* _EXERCISE DETAILS_: Identify each line in the records below that contains the word "Correlation", and copy it.

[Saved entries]
++++++++++++++++++++
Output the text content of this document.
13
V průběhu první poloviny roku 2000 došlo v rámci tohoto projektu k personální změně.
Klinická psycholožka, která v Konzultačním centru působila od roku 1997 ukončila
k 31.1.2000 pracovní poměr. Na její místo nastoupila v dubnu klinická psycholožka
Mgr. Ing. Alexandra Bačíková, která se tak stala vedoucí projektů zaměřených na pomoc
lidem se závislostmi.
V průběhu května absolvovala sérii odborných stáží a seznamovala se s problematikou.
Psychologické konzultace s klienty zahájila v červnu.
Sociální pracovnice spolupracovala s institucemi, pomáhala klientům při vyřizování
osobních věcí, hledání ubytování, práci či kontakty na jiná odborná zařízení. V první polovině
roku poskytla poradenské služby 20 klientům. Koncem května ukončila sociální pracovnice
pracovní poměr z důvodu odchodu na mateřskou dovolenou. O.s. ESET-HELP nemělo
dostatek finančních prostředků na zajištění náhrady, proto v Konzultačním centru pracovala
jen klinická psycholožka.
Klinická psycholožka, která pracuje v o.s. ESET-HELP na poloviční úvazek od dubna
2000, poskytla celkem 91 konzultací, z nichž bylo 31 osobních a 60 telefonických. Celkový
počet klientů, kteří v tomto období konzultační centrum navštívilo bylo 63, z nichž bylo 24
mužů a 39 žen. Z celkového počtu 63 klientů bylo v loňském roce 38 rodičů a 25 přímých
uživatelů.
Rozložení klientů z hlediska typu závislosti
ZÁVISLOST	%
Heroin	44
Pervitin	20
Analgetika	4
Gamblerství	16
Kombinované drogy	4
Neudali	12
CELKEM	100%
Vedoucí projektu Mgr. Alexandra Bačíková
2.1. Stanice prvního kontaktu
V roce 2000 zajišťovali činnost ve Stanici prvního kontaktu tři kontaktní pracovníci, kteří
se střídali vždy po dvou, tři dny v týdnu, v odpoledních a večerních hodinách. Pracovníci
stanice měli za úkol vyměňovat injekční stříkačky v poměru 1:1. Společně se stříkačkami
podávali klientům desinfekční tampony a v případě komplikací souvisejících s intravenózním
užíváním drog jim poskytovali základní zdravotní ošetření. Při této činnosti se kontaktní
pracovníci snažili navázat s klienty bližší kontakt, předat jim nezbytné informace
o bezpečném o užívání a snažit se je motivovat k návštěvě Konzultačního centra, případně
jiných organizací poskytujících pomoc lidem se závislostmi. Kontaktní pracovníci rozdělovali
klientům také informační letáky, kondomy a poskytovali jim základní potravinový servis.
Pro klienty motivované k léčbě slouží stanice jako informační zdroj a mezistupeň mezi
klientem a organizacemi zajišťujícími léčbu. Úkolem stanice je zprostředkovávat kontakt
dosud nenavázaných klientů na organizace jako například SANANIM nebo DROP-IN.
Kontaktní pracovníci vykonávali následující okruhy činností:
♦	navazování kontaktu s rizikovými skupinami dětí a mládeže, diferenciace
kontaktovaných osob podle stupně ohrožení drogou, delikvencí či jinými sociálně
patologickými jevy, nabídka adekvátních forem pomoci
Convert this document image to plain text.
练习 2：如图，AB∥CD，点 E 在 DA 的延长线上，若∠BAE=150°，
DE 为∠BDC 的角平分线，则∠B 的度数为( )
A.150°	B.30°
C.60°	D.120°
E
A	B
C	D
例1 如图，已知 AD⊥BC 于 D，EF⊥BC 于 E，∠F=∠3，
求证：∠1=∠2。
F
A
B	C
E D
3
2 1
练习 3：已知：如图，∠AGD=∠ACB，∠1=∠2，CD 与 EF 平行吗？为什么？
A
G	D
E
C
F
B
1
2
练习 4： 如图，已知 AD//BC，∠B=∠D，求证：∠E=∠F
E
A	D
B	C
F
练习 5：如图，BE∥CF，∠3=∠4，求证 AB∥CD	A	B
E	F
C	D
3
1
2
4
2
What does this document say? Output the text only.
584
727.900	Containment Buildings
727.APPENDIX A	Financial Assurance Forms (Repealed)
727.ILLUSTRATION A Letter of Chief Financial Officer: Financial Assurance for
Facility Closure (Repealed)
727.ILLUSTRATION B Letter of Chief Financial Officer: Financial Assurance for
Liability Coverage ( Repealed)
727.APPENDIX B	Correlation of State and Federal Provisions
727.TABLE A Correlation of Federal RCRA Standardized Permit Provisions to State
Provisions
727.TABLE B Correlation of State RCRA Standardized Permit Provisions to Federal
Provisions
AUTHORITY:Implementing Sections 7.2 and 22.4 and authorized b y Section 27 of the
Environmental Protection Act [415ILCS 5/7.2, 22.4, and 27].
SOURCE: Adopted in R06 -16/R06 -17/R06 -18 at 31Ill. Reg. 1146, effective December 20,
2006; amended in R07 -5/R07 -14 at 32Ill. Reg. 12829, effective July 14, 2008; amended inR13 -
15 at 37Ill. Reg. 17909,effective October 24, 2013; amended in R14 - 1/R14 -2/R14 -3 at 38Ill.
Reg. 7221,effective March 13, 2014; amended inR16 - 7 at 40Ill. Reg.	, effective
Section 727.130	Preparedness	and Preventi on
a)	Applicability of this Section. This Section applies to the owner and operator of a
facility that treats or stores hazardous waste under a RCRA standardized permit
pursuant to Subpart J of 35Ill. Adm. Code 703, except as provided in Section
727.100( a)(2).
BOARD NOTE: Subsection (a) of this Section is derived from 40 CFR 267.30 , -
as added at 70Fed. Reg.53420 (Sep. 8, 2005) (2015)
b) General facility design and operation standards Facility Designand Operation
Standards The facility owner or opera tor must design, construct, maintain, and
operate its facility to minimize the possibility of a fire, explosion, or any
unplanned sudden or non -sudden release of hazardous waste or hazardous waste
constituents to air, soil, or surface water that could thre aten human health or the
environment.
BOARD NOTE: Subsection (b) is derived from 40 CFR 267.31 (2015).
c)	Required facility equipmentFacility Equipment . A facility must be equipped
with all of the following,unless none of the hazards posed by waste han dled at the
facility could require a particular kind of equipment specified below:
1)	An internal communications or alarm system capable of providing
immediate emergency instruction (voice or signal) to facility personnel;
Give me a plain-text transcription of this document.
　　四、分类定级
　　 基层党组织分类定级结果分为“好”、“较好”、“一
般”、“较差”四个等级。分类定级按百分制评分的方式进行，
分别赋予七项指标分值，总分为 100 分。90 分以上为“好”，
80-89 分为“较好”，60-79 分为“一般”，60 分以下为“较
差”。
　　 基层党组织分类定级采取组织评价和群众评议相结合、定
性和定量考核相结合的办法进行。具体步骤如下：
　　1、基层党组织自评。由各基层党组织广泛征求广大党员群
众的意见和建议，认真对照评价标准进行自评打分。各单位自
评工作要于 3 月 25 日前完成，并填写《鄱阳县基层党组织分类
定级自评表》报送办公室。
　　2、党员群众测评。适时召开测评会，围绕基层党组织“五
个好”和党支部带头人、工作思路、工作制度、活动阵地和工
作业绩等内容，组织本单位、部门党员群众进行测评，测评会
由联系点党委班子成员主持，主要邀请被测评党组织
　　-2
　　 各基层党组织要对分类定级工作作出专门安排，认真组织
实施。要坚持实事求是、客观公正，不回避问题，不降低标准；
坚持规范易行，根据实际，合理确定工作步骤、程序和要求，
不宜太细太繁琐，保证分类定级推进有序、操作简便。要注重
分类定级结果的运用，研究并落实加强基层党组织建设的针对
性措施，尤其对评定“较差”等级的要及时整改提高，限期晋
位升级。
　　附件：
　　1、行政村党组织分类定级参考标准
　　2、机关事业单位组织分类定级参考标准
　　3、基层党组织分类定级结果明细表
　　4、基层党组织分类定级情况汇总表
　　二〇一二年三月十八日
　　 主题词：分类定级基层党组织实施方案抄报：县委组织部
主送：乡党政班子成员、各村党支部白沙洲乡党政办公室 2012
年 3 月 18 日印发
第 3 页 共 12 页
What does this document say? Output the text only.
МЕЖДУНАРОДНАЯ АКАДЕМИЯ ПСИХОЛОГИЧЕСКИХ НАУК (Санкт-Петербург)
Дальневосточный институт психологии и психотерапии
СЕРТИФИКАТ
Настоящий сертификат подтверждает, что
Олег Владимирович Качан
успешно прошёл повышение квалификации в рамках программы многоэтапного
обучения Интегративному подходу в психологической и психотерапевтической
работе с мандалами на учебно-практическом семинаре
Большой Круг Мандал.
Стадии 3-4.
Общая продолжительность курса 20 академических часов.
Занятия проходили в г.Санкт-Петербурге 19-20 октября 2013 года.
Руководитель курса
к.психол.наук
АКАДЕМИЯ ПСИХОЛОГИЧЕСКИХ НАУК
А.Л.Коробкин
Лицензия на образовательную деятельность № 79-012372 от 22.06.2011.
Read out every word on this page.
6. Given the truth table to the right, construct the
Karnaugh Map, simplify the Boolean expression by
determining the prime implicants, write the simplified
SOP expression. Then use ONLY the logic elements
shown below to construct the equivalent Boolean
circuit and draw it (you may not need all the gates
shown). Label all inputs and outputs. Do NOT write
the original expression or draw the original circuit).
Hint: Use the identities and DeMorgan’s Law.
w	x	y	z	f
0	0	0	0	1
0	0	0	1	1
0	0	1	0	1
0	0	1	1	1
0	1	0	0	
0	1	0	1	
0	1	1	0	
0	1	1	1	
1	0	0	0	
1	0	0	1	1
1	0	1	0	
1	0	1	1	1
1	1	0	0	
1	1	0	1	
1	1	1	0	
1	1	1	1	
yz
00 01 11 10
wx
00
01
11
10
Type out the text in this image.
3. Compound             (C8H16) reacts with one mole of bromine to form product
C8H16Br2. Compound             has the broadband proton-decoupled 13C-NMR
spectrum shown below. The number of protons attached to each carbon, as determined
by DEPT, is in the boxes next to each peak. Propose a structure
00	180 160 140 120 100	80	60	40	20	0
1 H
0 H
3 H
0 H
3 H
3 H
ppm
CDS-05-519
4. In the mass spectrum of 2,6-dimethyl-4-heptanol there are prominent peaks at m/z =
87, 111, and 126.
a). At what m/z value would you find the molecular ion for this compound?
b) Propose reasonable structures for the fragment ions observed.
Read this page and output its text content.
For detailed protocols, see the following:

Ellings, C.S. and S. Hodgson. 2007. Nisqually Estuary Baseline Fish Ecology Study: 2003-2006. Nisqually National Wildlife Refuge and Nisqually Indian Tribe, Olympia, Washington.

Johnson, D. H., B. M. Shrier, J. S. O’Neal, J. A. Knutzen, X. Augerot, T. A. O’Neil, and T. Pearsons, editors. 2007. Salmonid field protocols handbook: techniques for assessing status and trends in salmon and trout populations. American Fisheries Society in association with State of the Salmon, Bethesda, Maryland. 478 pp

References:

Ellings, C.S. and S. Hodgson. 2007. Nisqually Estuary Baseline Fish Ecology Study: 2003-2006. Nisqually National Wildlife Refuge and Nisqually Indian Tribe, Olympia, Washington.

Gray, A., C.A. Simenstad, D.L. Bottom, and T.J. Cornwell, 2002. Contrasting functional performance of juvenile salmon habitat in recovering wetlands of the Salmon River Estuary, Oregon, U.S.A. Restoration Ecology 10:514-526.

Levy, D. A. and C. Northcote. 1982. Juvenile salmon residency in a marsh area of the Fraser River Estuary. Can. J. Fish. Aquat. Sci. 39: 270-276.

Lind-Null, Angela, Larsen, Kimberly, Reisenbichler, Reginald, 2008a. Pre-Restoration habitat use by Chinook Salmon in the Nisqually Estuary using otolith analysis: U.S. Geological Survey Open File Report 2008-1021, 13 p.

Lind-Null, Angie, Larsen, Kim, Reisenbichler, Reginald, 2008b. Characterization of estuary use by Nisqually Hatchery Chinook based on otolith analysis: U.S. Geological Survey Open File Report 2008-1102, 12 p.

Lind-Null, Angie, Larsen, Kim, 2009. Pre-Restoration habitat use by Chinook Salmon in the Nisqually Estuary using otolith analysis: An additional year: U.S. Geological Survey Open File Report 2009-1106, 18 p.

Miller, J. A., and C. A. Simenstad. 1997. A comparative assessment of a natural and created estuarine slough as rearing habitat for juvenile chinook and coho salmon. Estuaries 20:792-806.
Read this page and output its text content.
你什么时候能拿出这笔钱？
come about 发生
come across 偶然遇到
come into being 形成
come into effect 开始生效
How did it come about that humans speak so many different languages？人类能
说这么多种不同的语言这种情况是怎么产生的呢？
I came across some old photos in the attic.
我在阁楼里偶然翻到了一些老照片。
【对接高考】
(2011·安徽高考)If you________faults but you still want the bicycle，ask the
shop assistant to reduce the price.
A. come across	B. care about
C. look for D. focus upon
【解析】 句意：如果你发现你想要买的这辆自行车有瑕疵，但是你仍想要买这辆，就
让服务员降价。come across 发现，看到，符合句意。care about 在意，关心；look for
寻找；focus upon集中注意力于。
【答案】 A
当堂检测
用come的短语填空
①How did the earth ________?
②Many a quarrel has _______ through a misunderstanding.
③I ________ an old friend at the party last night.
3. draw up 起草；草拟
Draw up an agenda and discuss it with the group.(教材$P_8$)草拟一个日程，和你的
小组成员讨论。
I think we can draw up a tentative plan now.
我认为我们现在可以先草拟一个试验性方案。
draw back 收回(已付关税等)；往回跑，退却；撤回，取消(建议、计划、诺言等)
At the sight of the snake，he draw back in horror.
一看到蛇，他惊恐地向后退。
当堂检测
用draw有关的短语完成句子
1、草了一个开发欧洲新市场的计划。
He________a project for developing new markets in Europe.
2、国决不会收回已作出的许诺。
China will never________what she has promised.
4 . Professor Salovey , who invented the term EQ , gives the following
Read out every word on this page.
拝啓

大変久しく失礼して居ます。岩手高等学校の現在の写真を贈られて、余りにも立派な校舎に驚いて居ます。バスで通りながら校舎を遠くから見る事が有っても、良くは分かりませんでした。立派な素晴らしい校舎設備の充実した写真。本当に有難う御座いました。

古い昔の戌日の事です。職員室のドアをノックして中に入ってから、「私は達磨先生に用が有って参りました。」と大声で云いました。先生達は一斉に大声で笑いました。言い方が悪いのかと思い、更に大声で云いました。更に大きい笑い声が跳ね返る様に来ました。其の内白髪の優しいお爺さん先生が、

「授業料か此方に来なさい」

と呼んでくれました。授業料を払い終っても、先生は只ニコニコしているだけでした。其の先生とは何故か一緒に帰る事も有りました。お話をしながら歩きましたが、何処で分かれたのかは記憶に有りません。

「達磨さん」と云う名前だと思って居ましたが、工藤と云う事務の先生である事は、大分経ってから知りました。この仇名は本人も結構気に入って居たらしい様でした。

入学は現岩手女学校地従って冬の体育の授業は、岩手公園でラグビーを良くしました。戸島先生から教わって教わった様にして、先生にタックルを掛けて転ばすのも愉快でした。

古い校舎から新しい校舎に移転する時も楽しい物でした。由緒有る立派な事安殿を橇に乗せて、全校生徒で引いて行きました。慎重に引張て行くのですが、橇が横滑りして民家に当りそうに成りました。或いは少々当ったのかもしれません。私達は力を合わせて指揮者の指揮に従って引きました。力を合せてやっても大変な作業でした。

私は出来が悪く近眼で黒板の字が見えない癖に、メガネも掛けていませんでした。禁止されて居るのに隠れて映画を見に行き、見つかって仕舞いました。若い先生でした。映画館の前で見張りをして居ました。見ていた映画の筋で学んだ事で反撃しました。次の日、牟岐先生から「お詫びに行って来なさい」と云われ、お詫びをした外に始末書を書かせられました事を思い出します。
++++++++++++++++++++
* _ANSWER TO THE PROBLEM_:
727.APPENDIX B	Correlation of State and Federal Provisions
727.TABLE A Correlation of Federal RCRA Standardized Permit Provisions to State
727.TABLE B Correlation of State RCRA Standardized Permit Provisions to Federal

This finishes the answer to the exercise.